> _INSTRUCTIONS FOR THE TASK_
Extract the lines that carry the string "legend" from the listing.

> _DATA SUPPLIED_
==========

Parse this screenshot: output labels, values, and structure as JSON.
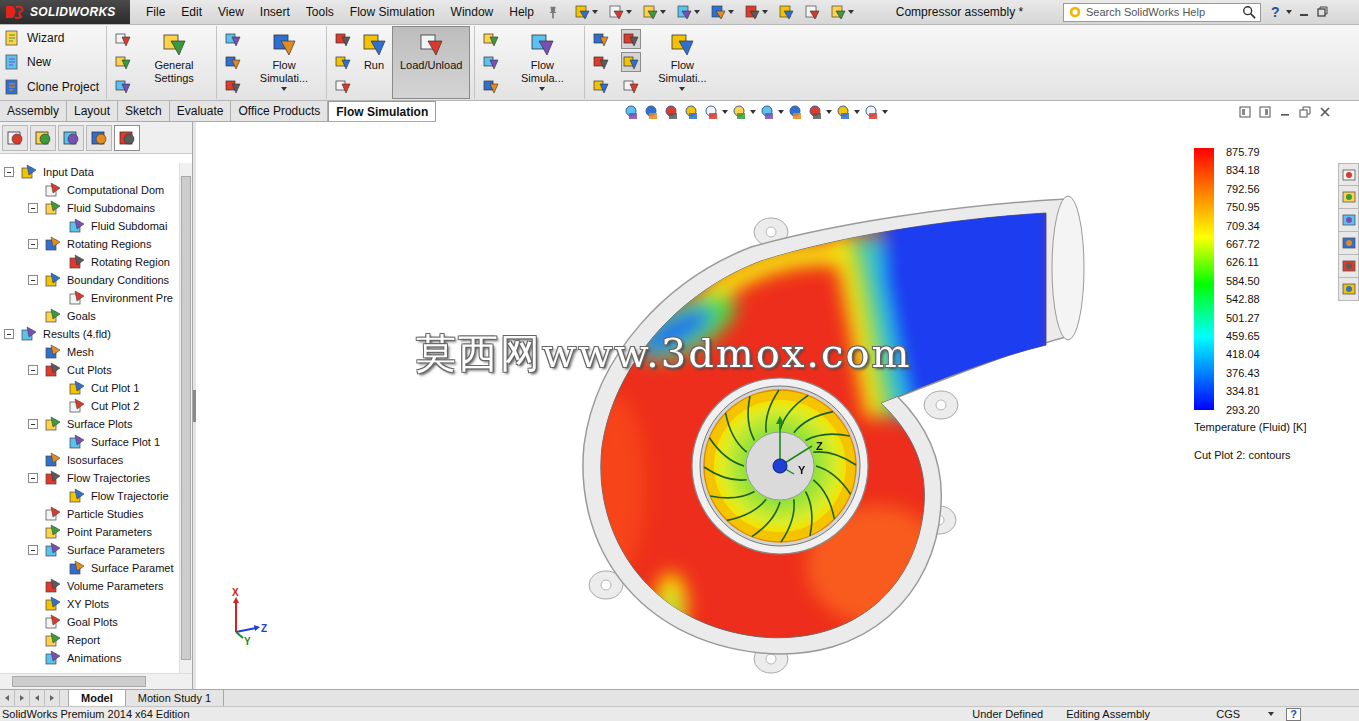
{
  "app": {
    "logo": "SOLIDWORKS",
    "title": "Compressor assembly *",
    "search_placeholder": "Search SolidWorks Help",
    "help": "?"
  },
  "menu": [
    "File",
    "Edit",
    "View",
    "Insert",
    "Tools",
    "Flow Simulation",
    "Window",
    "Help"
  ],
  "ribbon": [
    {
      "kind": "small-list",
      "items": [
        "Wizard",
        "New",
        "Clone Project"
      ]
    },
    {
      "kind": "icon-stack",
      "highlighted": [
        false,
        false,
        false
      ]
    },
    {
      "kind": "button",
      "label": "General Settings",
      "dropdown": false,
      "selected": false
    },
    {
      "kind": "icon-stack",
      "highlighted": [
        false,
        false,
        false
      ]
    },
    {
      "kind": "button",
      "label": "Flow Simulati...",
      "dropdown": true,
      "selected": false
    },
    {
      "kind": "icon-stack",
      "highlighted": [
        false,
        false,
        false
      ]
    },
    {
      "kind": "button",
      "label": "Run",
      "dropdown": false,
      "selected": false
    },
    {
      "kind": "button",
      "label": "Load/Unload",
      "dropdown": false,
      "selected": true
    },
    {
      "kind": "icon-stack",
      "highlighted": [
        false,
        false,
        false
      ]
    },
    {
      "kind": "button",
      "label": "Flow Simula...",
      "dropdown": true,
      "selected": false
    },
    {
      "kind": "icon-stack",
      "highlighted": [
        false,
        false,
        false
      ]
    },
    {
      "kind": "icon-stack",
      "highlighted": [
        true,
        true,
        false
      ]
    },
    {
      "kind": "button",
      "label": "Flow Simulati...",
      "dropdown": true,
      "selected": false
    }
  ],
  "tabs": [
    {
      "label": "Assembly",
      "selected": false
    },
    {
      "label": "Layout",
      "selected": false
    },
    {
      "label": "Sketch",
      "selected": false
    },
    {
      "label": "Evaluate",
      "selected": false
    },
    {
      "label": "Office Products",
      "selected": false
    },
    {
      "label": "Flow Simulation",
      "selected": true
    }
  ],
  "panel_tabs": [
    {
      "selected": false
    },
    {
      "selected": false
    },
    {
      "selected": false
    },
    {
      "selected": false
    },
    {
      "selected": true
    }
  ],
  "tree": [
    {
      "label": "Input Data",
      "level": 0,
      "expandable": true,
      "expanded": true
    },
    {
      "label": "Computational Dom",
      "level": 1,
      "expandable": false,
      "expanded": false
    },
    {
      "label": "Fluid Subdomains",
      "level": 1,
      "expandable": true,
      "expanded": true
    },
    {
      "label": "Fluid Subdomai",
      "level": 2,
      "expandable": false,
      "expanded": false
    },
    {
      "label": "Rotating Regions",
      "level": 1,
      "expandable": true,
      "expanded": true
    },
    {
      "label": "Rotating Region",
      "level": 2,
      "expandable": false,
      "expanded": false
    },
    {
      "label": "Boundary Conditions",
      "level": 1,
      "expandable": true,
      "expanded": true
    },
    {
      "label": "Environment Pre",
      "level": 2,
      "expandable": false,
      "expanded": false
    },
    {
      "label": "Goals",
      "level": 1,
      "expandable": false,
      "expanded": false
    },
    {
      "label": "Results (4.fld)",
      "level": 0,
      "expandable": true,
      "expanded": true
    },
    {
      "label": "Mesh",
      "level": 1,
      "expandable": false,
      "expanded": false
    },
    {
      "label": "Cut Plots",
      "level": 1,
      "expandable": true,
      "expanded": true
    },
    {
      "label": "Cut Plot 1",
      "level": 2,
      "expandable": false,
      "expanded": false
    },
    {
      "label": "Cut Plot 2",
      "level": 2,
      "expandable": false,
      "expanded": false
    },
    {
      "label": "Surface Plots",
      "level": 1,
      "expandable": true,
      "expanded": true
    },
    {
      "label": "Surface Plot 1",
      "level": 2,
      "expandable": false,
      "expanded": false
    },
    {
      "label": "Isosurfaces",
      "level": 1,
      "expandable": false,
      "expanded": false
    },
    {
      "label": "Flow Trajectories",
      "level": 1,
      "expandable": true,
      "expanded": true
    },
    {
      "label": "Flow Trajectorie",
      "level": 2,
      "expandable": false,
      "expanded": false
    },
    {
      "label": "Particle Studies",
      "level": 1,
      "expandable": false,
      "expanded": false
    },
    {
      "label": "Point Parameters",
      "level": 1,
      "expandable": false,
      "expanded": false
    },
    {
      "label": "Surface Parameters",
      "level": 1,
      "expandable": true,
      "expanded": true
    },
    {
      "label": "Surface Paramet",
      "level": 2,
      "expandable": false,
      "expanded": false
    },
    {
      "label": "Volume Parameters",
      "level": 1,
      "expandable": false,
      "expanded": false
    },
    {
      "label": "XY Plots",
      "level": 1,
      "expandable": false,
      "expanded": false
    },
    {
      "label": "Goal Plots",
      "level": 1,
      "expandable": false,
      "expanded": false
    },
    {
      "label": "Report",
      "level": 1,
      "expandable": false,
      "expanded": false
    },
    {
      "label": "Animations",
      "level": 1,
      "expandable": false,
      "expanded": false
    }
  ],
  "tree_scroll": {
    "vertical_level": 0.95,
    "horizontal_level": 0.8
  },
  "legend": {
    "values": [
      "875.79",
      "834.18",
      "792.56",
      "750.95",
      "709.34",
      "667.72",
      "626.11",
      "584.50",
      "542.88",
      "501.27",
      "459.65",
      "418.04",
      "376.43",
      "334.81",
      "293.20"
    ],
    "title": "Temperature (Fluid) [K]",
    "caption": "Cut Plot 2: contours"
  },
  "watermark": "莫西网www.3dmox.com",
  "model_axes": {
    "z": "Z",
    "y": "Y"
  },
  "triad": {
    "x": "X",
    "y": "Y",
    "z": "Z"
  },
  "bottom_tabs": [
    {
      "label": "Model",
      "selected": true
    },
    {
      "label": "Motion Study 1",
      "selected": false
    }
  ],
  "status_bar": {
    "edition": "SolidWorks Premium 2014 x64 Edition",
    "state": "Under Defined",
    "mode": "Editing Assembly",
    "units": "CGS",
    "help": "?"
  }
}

==========

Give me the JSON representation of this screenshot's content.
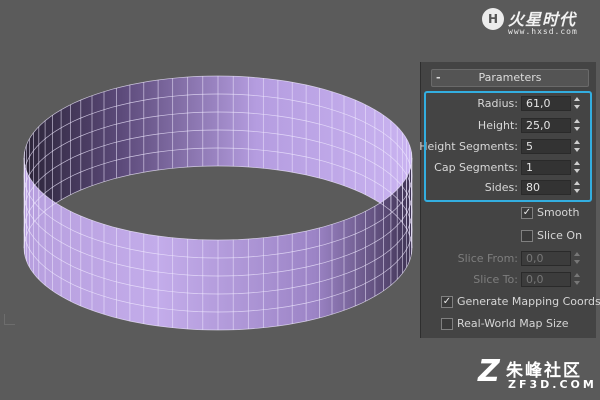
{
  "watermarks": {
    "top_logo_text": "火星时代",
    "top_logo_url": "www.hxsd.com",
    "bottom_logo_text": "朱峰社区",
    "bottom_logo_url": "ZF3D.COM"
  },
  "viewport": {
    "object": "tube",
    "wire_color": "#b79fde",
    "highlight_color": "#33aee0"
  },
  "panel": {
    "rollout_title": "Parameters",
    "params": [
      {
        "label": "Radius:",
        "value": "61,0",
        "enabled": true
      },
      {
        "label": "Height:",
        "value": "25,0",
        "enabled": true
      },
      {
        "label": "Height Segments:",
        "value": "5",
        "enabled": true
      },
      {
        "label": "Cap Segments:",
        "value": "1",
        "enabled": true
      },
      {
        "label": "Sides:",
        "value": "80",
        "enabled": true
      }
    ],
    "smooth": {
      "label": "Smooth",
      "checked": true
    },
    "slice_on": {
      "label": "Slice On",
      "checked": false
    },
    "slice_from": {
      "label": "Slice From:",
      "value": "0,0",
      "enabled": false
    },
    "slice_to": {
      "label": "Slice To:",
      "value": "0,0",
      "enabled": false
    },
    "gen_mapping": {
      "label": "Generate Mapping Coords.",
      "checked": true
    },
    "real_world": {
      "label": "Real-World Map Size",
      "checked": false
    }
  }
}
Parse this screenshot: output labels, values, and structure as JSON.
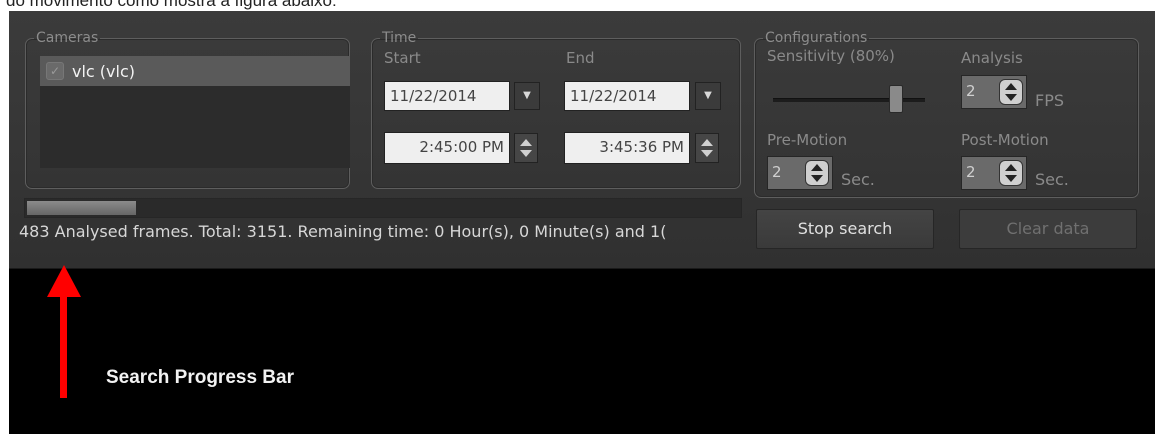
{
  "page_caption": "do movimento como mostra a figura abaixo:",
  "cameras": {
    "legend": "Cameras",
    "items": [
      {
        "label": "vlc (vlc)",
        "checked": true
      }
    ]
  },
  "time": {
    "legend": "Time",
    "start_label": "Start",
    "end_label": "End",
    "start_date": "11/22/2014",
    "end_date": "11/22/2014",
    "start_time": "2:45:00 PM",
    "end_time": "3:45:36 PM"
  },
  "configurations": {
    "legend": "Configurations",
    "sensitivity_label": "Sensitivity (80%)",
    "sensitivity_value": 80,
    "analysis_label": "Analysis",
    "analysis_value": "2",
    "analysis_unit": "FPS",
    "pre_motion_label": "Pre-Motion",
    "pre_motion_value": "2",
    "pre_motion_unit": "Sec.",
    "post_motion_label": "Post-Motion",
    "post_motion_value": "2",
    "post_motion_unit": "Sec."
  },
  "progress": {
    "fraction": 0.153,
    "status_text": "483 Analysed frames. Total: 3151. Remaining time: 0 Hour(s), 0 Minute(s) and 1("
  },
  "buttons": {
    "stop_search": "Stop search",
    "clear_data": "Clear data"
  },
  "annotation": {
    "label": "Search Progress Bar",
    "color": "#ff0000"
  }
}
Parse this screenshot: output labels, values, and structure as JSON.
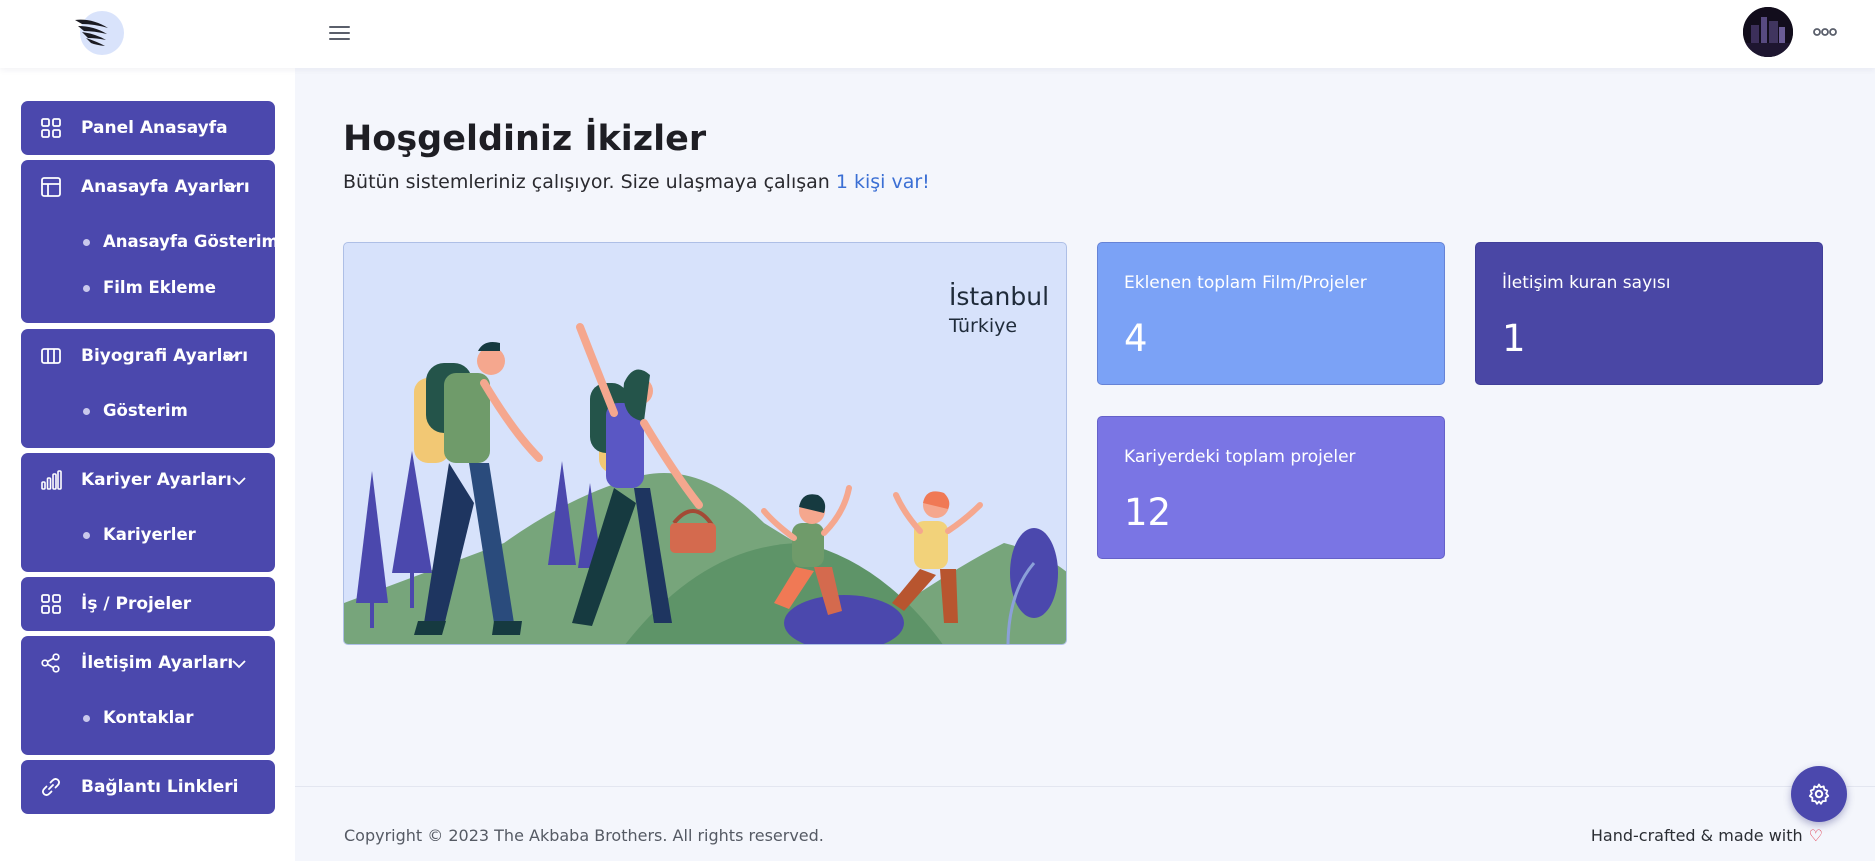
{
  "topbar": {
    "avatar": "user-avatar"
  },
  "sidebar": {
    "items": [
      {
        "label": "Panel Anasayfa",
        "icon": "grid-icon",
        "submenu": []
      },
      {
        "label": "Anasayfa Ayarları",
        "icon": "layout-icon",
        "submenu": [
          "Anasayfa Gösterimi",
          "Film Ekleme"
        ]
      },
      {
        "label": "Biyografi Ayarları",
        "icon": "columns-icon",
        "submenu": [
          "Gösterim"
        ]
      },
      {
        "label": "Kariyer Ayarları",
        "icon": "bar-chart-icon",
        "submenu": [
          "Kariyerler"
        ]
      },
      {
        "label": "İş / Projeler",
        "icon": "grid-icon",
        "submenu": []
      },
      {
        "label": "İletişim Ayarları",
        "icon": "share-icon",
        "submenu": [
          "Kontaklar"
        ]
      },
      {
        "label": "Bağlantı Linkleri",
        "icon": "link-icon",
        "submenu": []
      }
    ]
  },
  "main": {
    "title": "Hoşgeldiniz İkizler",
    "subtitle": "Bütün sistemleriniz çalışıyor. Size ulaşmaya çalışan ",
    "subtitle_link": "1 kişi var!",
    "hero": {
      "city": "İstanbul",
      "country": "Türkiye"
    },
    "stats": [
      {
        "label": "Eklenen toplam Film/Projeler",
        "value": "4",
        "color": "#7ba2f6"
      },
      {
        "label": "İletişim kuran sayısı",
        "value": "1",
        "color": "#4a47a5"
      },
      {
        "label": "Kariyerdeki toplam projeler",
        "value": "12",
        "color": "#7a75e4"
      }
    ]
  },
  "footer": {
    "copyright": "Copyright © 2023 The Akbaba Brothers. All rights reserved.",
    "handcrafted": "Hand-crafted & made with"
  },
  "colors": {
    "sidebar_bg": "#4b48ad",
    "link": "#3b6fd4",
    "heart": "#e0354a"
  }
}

==========

> _REPLY_
  "legend": {
    "legend": "Cameras",
    "legend": "Time",
    "legend": "Configurations",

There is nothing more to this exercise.